• Data excerpts:
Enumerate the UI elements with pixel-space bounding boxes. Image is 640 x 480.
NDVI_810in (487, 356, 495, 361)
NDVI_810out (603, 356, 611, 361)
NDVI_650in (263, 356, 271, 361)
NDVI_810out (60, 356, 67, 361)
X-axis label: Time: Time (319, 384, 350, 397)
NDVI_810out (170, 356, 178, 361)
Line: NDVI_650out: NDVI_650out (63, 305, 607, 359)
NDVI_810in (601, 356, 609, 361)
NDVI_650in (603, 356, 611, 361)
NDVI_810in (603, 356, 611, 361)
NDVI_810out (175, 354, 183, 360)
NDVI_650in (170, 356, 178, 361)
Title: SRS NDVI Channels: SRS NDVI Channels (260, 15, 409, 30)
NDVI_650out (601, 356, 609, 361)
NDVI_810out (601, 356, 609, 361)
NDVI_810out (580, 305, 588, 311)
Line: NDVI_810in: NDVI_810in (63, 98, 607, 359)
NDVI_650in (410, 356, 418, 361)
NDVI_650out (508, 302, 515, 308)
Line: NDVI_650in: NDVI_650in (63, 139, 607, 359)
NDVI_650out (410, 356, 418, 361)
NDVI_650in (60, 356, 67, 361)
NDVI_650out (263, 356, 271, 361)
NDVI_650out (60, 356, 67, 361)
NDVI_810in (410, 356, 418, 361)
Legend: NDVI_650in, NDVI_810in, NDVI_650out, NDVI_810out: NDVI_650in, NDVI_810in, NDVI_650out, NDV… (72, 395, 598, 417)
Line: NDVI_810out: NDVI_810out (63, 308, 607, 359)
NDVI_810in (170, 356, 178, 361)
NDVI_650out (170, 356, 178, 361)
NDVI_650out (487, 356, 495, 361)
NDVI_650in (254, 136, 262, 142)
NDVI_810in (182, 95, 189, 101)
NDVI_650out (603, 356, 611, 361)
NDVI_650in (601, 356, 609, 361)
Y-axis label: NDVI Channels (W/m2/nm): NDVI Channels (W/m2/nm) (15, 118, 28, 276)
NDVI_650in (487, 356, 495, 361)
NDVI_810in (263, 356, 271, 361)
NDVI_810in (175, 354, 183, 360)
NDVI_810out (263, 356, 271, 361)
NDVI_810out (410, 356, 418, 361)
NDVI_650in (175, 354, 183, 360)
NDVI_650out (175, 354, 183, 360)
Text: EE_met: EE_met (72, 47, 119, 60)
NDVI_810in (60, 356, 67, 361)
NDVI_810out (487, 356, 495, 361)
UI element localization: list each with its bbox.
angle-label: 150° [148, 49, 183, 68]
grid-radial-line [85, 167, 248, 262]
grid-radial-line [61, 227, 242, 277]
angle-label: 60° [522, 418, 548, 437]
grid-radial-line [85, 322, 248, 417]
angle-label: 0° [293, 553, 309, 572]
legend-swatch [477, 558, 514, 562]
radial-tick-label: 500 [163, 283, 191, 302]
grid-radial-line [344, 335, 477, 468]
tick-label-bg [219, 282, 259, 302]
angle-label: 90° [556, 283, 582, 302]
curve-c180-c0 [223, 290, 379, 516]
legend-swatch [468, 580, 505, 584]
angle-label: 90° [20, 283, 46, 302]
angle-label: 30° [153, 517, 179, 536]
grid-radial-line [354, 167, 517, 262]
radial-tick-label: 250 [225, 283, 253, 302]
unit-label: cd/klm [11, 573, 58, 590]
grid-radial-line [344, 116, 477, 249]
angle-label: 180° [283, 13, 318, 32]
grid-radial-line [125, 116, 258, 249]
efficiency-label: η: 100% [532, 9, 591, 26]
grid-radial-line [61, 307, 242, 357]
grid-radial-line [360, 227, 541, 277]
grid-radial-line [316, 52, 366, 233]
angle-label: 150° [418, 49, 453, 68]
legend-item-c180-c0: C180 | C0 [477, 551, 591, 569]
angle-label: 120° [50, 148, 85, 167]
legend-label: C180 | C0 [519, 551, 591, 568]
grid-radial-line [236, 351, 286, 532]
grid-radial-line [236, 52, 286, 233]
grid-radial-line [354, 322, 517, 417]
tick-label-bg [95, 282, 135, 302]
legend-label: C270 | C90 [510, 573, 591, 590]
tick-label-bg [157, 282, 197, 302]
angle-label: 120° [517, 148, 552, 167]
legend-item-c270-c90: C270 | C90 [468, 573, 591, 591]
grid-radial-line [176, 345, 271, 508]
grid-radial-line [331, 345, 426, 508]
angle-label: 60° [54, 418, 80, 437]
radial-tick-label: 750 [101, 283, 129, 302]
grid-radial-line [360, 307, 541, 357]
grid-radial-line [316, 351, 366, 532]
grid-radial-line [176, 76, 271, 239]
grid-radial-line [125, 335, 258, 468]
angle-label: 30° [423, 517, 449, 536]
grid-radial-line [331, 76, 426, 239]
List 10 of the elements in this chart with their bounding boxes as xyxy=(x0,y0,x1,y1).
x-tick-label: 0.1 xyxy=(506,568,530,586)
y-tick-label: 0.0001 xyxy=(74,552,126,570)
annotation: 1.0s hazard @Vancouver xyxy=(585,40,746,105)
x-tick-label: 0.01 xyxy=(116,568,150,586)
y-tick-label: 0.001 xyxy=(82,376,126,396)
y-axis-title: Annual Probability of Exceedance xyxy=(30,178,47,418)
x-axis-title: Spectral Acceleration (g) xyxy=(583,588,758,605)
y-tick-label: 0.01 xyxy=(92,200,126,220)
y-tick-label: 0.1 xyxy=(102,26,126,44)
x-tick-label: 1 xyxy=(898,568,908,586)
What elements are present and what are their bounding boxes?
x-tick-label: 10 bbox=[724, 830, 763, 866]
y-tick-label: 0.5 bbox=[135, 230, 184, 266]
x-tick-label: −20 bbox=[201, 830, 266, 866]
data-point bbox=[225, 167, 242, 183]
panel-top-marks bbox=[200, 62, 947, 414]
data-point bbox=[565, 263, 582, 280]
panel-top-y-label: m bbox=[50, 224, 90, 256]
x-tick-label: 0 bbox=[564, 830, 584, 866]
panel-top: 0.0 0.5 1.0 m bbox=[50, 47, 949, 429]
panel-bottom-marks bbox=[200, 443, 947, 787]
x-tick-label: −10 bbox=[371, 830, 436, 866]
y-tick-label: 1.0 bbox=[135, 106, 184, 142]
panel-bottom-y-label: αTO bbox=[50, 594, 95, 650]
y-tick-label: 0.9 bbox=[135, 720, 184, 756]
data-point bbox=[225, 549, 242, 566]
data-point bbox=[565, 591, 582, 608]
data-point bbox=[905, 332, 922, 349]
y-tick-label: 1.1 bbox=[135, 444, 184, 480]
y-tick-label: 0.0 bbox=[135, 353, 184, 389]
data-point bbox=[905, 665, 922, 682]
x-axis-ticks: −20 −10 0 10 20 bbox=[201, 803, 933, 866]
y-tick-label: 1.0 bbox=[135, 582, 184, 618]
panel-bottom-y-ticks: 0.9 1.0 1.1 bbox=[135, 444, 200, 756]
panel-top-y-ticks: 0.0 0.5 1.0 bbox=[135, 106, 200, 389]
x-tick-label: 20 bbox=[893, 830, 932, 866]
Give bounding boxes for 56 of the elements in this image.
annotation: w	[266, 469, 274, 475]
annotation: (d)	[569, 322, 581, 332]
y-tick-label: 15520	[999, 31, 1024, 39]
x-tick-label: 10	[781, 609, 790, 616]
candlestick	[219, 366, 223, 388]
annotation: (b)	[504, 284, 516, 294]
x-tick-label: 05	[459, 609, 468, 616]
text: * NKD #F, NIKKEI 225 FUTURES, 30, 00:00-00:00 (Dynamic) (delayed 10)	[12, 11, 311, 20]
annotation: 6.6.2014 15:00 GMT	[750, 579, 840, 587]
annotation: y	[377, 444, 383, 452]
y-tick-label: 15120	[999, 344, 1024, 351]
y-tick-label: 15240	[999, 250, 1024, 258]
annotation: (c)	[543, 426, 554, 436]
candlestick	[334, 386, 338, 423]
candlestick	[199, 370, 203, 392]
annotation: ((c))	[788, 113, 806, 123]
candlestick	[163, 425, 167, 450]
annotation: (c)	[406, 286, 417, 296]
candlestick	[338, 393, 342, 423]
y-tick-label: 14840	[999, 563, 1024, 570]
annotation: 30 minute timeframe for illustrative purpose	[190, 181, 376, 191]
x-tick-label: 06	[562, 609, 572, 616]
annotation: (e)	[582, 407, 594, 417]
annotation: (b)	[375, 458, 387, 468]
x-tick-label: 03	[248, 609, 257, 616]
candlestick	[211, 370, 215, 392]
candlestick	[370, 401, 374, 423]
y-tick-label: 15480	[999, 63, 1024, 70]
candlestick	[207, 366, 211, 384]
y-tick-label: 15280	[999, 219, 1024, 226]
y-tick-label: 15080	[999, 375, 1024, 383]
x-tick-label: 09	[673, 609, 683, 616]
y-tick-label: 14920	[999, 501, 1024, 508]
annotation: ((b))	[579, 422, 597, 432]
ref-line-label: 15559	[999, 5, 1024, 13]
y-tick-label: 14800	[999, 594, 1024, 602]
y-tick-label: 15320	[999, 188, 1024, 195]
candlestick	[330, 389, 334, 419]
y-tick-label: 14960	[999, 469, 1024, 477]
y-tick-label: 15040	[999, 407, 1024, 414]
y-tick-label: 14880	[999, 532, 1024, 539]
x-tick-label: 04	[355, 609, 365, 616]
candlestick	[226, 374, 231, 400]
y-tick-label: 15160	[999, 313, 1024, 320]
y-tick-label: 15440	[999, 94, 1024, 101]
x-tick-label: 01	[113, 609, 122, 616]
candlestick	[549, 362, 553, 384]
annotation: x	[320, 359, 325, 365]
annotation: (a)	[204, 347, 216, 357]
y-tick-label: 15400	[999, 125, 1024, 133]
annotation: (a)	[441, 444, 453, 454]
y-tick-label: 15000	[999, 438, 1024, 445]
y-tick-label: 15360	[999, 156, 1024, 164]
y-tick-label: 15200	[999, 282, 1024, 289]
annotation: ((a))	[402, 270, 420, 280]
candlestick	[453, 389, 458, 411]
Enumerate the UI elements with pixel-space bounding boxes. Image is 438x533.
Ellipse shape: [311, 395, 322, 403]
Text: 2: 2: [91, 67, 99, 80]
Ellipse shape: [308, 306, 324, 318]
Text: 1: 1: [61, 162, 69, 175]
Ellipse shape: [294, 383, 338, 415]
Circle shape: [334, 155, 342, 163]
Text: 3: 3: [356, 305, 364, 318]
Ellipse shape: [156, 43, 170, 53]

• What the task asks:
Render the records, from their start up to and including the line containing "NDVI_810in (60, 356, 67, 361)", as a Markdown table with the columns Row and Line. Number each row and leave out any blank lines.

• Response to this task:
| Row | Line |
|---|---|
| 1 | Enumerate the UI elements with pixel-space bounding boxes. Image is 640 x 480. |
| 2 | NDVI_810in (487, 356, 495, 361) |
| 3 | NDVI_810out (603, 356, 611, 361) |
| 4 | NDVI_650in (263, 356, 271, 361) |
| 5 | NDVI_810out (60, 356, 67, 361) |
| 6 | X-axis label: Time: Time (319, 384, 350, 397) |
| 7 | NDVI_810out (170, 356, 178, 361) |
| 8 | Line: NDVI_650out: NDVI_650out (63, 305, 607, 359) |
| 9 | NDVI_810in (601, 356, 609, 361) |
| 10 | NDVI_650in (603, 356, 611, 361) |
| 11 | NDVI_810in (603, 356, 611, 361) |
| 12 | NDVI_810out (175, 354, 183, 360) |
| 13 | NDVI_650in (170, 356, 178, 361) |
| 14 | Title: SRS NDVI Channels: SRS NDVI Channels (260, 15, 409, 30) |
| 15 | NDVI_650out (601, 356, 609, 361) |
| 16 | NDVI_810out (601, 356, 609, 361) |
| 17 | NDVI_810out (580, 305, 588, 311) |
| 18 | Line: NDVI_810in: NDVI_810in (63, 98, 607, 359) |
| 19 | NDVI_650in (410, 356, 418, 361) |
| 20 | NDVI_650out (508, 302, 515, 308) |
| 21 | Line: NDVI_650in: NDVI_650in (63, 139, 607, 359) |
| 22 | NDVI_650out (410, 356, 418, 361) |
| 23 | NDVI_650in (60, 356, 67, 361) |
| 24 | NDVI_650out (263, 356, 271, 361) |
| 25 | NDVI_650out (60, 356, 67, 361) |
| 26 | NDVI_810in (410, 356, 418, 361) |
| 27 | Legend: NDVI_650in, NDVI_810in, NDVI_650out, NDVI_810out: NDVI_650in, NDVI_810in, NDVI_650out, NDV… (72, 395, 598, 417) |
| 28 | Line: NDVI_810out: NDVI_810out (63, 308, 607, 359) |
| 29 | NDVI_810in (170, 356, 178, 361) |
| 30 | NDVI_650out (170, 356, 178, 361) |
| 31 | NDVI_650out (487, 356, 495, 361) |
| 32 | NDVI_650in (254, 136, 262, 142) |
| 33 | NDVI_810in (182, 95, 189, 101) |
| 34 | NDVI_650out (603, 356, 611, 361) |
| 35 | NDVI_650in (601, 356, 609, 361) |
| 36 | Y-axis label: NDVI Channels (W/m2/nm): NDVI Channels (W/m2/nm) (15, 118, 28, 276) |
| 37 | NDVI_650in (487, 356, 495, 361) |
| 38 | NDVI_810in (263, 356, 271, 361) |
| 39 | NDVI_810in (175, 354, 183, 360) |
| 40 | NDVI_810out (263, 356, 271, 361) |
| 41 | NDVI_810out (410, 356, 418, 361) |
| 42 | NDVI_650in (175, 354, 183, 360) |
| 43 | NDVI_650out (175, 354, 183, 360) |
| 44 | Text: EE_met: EE_met (72, 47, 119, 60) |
| 45 | NDVI_810in (60, 356, 67, 361) |